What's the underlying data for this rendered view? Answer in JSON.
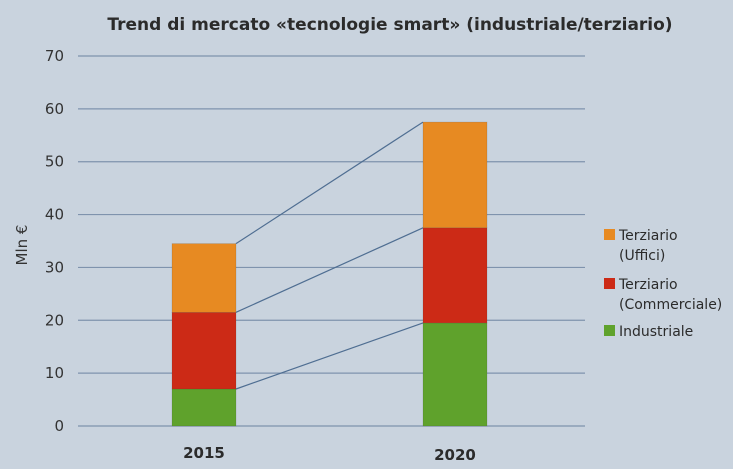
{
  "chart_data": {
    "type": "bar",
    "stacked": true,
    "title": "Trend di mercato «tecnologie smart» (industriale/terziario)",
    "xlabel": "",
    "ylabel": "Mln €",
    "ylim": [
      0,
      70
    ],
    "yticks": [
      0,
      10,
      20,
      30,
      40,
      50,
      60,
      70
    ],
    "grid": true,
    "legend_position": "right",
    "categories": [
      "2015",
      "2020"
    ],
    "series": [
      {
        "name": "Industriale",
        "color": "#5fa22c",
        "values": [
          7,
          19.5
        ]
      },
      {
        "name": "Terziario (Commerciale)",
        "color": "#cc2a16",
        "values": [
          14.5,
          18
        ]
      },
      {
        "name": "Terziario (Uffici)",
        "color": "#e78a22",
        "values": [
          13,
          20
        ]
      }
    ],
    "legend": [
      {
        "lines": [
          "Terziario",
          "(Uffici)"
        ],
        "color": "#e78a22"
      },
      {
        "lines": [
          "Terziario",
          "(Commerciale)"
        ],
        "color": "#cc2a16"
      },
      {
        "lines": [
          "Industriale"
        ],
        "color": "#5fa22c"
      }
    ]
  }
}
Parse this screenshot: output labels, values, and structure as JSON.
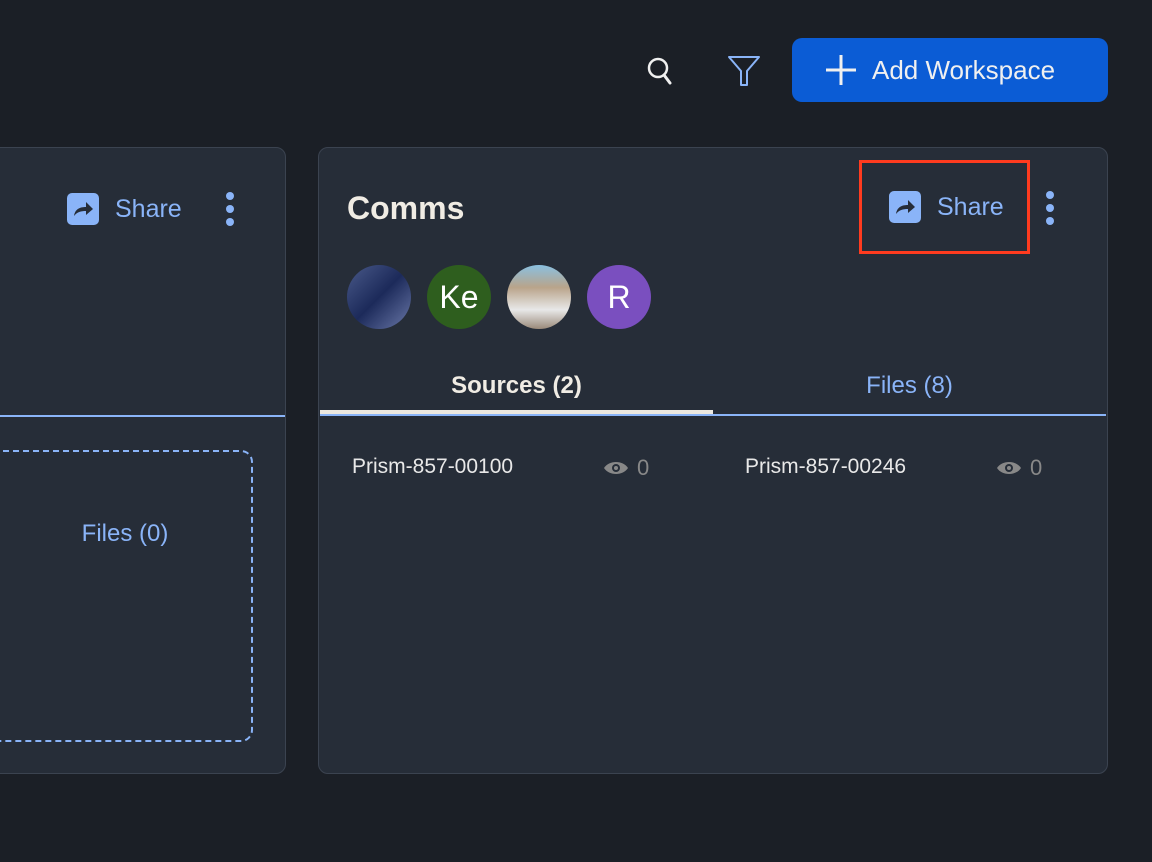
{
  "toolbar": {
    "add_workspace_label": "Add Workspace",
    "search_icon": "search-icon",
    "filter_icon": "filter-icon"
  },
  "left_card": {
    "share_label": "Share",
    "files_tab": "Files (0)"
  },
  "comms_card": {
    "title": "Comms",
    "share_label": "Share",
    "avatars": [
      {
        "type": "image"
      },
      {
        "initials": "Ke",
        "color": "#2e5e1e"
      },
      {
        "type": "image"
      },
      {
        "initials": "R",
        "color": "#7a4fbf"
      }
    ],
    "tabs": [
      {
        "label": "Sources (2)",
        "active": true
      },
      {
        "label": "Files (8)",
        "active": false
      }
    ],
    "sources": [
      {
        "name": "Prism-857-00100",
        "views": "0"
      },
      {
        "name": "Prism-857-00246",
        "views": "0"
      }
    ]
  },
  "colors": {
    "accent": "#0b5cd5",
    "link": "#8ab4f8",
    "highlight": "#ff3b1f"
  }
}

※

All preceding records should be duplicated verbatim, images excepted.

What's the underlying data for this rendered view? Answer in JSON.
{
  "chart_data": {
    "type": "bar",
    "stacked": true,
    "title": "Trend di mercato «tecnologie smart» (industriale/terziario)",
    "xlabel": "",
    "ylabel": "Mln €",
    "ylim": [
      0,
      70
    ],
    "yticks": [
      0,
      10,
      20,
      30,
      40,
      50,
      60,
      70
    ],
    "grid": true,
    "legend_position": "right",
    "categories": [
      "2015",
      "2020"
    ],
    "series": [
      {
        "name": "Industriale",
        "color": "#5fa22c",
        "values": [
          7,
          19.5
        ]
      },
      {
        "name": "Terziario (Commerciale)",
        "color": "#cc2a16",
        "values": [
          14.5,
          18
        ]
      },
      {
        "name": "Terziario (Uffici)",
        "color": "#e78a22",
        "values": [
          13,
          20
        ]
      }
    ],
    "legend": [
      {
        "lines": [
          "Terziario",
          "(Uffici)"
        ],
        "color": "#e78a22"
      },
      {
        "lines": [
          "Terziario",
          "(Commerciale)"
        ],
        "color": "#cc2a16"
      },
      {
        "lines": [
          "Industriale"
        ],
        "color": "#5fa22c"
      }
    ]
  }
}
Parse this screenshot: output labels, values, and structure as JSON.
{
  "toolbar": {
    "add_workspace_label": "Add Workspace",
    "search_icon": "search-icon",
    "filter_icon": "filter-icon"
  },
  "left_card": {
    "share_label": "Share",
    "files_tab": "Files (0)"
  },
  "comms_card": {
    "title": "Comms",
    "share_label": "Share",
    "avatars": [
      {
        "type": "image"
      },
      {
        "initials": "Ke",
        "color": "#2e5e1e"
      },
      {
        "type": "image"
      },
      {
        "initials": "R",
        "color": "#7a4fbf"
      }
    ],
    "tabs": [
      {
        "label": "Sources (2)",
        "active": true
      },
      {
        "label": "Files (8)",
        "active": false
      }
    ],
    "sources": [
      {
        "name": "Prism-857-00100",
        "views": "0"
      },
      {
        "name": "Prism-857-00246",
        "views": "0"
      }
    ]
  },
  "colors": {
    "accent": "#0b5cd5",
    "link": "#8ab4f8",
    "highlight": "#ff3b1f"
  }
}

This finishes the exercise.